Do this: Copy the data below exactly.

— begin —

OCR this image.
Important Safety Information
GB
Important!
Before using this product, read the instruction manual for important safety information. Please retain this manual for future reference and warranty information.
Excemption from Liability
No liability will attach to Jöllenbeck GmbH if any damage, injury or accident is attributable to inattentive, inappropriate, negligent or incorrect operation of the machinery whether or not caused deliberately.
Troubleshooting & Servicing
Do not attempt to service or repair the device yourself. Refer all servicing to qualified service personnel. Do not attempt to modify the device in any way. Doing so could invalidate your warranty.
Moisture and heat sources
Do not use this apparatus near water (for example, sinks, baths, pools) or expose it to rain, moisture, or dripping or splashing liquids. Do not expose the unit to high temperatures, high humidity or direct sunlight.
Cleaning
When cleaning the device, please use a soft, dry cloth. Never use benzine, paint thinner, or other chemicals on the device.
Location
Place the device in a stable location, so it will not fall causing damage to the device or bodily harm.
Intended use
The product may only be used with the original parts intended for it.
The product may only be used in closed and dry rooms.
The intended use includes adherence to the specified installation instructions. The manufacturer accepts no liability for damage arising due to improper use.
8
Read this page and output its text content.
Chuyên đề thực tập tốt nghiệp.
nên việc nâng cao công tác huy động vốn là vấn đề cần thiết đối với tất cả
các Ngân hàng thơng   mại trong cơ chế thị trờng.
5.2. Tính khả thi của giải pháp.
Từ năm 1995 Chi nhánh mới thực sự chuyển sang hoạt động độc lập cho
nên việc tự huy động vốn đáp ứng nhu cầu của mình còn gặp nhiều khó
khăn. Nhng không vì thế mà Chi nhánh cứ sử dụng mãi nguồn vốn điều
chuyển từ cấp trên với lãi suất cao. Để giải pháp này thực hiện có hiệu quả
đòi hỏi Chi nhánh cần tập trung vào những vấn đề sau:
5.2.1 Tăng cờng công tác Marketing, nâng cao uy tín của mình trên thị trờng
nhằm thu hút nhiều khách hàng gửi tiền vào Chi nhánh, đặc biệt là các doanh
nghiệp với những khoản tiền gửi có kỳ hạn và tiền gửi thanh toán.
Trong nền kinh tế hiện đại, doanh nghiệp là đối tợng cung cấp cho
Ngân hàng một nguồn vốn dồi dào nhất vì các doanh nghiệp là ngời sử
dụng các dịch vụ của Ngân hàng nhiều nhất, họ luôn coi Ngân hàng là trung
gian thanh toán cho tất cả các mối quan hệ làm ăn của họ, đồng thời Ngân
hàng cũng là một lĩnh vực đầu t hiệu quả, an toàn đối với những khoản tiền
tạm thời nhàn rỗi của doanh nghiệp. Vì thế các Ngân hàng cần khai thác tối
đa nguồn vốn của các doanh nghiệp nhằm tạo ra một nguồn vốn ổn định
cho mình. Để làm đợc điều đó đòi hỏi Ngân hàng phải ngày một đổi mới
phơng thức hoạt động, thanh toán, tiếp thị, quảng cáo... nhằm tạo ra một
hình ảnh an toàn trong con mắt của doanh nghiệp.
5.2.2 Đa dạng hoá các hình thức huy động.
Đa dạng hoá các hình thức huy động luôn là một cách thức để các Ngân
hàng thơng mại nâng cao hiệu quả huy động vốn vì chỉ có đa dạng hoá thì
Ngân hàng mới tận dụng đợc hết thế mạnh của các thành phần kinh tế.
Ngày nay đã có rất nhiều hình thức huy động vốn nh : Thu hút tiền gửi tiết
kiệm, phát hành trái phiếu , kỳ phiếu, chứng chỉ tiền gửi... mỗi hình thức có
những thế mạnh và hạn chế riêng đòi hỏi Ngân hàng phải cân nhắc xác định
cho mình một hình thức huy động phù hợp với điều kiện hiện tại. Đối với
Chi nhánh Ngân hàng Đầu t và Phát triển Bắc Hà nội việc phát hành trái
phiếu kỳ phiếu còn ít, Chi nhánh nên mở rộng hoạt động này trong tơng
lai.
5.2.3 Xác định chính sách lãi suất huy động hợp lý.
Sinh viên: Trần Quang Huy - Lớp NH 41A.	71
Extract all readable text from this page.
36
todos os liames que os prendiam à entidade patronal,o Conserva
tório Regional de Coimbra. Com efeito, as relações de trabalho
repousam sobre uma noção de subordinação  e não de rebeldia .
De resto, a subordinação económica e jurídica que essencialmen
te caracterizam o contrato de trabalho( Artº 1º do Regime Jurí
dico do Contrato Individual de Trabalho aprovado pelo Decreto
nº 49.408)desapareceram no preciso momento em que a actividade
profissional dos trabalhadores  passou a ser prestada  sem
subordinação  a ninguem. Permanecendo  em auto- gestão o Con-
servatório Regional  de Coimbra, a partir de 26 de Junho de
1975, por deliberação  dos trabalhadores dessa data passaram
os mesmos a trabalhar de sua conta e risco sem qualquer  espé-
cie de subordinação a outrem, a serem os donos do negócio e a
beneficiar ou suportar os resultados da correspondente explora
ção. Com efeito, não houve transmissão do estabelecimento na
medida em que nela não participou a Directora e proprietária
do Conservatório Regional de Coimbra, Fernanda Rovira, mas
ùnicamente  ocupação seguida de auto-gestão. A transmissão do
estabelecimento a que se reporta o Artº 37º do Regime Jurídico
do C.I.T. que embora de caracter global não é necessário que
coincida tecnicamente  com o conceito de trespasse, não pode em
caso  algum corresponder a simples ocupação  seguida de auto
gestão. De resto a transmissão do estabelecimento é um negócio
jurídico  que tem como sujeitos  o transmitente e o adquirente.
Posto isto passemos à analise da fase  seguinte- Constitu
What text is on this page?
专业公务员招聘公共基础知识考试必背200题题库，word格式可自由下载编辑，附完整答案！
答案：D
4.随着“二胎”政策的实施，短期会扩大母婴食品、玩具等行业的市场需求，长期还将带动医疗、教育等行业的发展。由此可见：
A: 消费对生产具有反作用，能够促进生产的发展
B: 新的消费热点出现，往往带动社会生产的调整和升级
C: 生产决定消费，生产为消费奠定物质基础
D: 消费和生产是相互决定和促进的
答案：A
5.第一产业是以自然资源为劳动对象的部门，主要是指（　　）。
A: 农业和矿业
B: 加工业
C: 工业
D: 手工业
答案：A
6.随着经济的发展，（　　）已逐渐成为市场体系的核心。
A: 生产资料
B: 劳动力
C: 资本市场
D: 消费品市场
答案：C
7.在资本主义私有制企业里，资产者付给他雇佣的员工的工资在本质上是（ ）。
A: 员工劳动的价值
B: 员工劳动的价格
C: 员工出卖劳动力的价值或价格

— end —

Written answer:
OCR this image.
Important Safety Information
GB
Important!
Before using this product, read the instruction manual for important safety information. Please retain this manual for future reference and warranty information.
Excemption from Liability
No liability will attach to Jöllenbeck GmbH if any damage, injury or accident is attributable to inattentive, inappropriate, negligent or incorrect operation of the machinery whether or not caused deliberately.
Troubleshooting & Servicing
Do not attempt to service or repair the device yourself. Refer all servicing to qualified service personnel. Do not attempt to modify the device in any way. Doing so could invalidate your warranty.
Moisture and heat sources
Do not use this apparatus near water (for example, sinks, baths, pools) or expose it to rain, moisture, or dripping or splashing liquids. Do not expose the unit to high temperatures, high humidity or direct sunlight.
Cleaning
When cleaning the device, please use a soft, dry cloth. Never use benzine, paint thinner, or other chemicals on the device.
Location
Place the device in a stable location, so it will not fall causing damage to the device or bodily harm.
Intended use
The product may only be used with the original parts intended for it.
The product may only be used in closed and dry rooms.
The intended use includes adherence to the specified installation instructions. The manufacturer accepts no liability for damage arising due to improper use.
8
Read this page and output its text content.
Chuyên đề thực tập tốt nghiệp.
nên việc nâng cao công tác huy động vốn là vấn đề cần thiết đối với tất cả
các Ngân hàng thơng   mại trong cơ chế thị trờng.
5.2. Tính khả thi của giải pháp.
Từ năm 1995 Chi nhánh mới thực sự chuyển sang hoạt động độc lập cho
nên việc tự huy động vốn đáp ứng nhu cầu của mình còn gặp nhiều khó
khăn. Nhng không vì thế mà Chi nhánh cứ sử dụng mãi nguồn vốn điều
chuyển từ cấp trên với lãi suất cao. Để giải pháp này thực hiện có hiệu quả
đòi hỏi Chi nhánh cần tập trung vào những vấn đề sau:
5.2.1 Tăng cờng công tác Marketing, nâng cao uy tín của mình trên thị trờng
nhằm thu hút nhiều khách hàng gửi tiền vào Chi nhánh, đặc biệt là các doanh
nghiệp với những khoản tiền gửi có kỳ hạn và tiền gửi thanh toán.
Trong nền kinh tế hiện đại, doanh nghiệp là đối tợng cung cấp cho
Ngân hàng một nguồn vốn dồi dào nhất vì các doanh nghiệp là ngời sử
dụng các dịch vụ của Ngân hàng nhiều nhất, họ luôn coi Ngân hàng là trung
gian thanh toán cho tất cả các mối quan hệ làm ăn của họ, đồng thời Ngân
hàng cũng là một lĩnh vực đầu t hiệu quả, an toàn đối với những khoản tiền
tạm thời nhàn rỗi của doanh nghiệp. Vì thế các Ngân hàng cần khai thác tối
đa nguồn vốn của các doanh nghiệp nhằm tạo ra một nguồn vốn ổn định
cho mình. Để làm đợc điều đó đòi hỏi Ngân hàng phải ngày một đổi mới
phơng thức hoạt động, thanh toán, tiếp thị, quảng cáo... nhằm tạo ra một
hình ảnh an toàn trong con mắt của doanh nghiệp.
5.2.2 Đa dạng hoá các hình thức huy động.
Đa dạng hoá các hình thức huy động luôn là một cách thức để các Ngân
hàng thơng mại nâng cao hiệu quả huy động vốn vì chỉ có đa dạng hoá thì
Ngân hàng mới tận dụng đợc hết thế mạnh của các thành phần kinh tế.
Ngày nay đã có rất nhiều hình thức huy động vốn nh : Thu hút tiền gửi tiết
kiệm, phát hành trái phiếu , kỳ phiếu, chứng chỉ tiền gửi... mỗi hình thức có
những thế mạnh và hạn chế riêng đòi hỏi Ngân hàng phải cân nhắc xác định
cho mình một hình thức huy động phù hợp với điều kiện hiện tại. Đối với
Chi nhánh Ngân hàng Đầu t và Phát triển Bắc Hà nội việc phát hành trái
phiếu kỳ phiếu còn ít, Chi nhánh nên mở rộng hoạt động này trong tơng
lai.
5.2.3 Xác định chính sách lãi suất huy động hợp lý.
Sinh viên: Trần Quang Huy - Lớp NH 41A.	71
Extract all readable text from this page.
36
todos os liames que os prendiam à entidade patronal,o Conserva
tório Regional de Coimbra. Com efeito, as relações de trabalho
repousam sobre uma noção de subordinação  e não de rebeldia .
De resto, a subordinação económica e jurídica que essencialmen
te caracterizam o contrato de trabalho( Artº 1º do Regime Jurí
dico do Contrato Individual de Trabalho aprovado pelo Decreto
nº 49.408)desapareceram no preciso momento em que a actividade
profissional dos trabalhadores  passou a ser prestada  sem
subordinação  a ninguem. Permanecendo  em auto- gestão o Con-
servatório Regional  de Coimbra, a partir de 26 de Junho de
1975, por deliberação  dos trabalhadores dessa data passaram
os mesmos a trabalhar de sua conta e risco sem qualquer  espé-
cie de subordinação a outrem, a serem os donos do negócio e a
beneficiar ou suportar os resultados da correspondente explora
ção. Com efeito, não houve transmissão do estabelecimento na
medida em que nela não participou a Directora e proprietária
do Conservatório Regional de Coimbra, Fernanda Rovira, mas
ùnicamente  ocupação seguida de auto-gestão. A transmissão do
estabelecimento a que se reporta o Artº 37º do Regime Jurídico
do C.I.T. que embora de caracter global não é necessário que
coincida tecnicamente  com o conceito de trespasse, não pode em
caso  algum corresponder a simples ocupação  seguida de auto
gestão. De resto a transmissão do estabelecimento é um negócio
jurídico  que tem como sujeitos  o transmitente e o adquirente.
Posto isto passemos à analise da fase  seguinte- Constitu
What text is on this page?
专业公务员招聘公共基础知识考试必背200题题库，word格式可自由下载编辑，附完整答案！
答案：D
4.随着“二胎”政策的实施，短期会扩大母婴食品、玩具等行业的市场需求，长期还将带动医疗、教育等行业的发展。由此可见：
A: 消费对生产具有反作用，能够促进生产的发展
B: 新的消费热点出现，往往带动社会生产的调整和升级
C: 生产决定消费，生产为消费奠定物质基础
D: 消费和生产是相互决定和促进的
答案：A
5.第一产业是以自然资源为劳动对象的部门，主要是指（　　）。
A: 农业和矿业
B: 加工业
C: 工业
D: 手工业
答案：A
6.随着经济的发展，（　　）已逐渐成为市场体系的核心。
A: 生产资料
B: 劳动力
C: 资本市场
D: 消费品市场
答案：C
7.在资本主义私有制企业里，资产者付给他雇佣的员工的工资在本质上是（ ）。
A: 员工劳动的价值
B: 员工劳动的价格
C: 员工出卖劳动力的价值或价格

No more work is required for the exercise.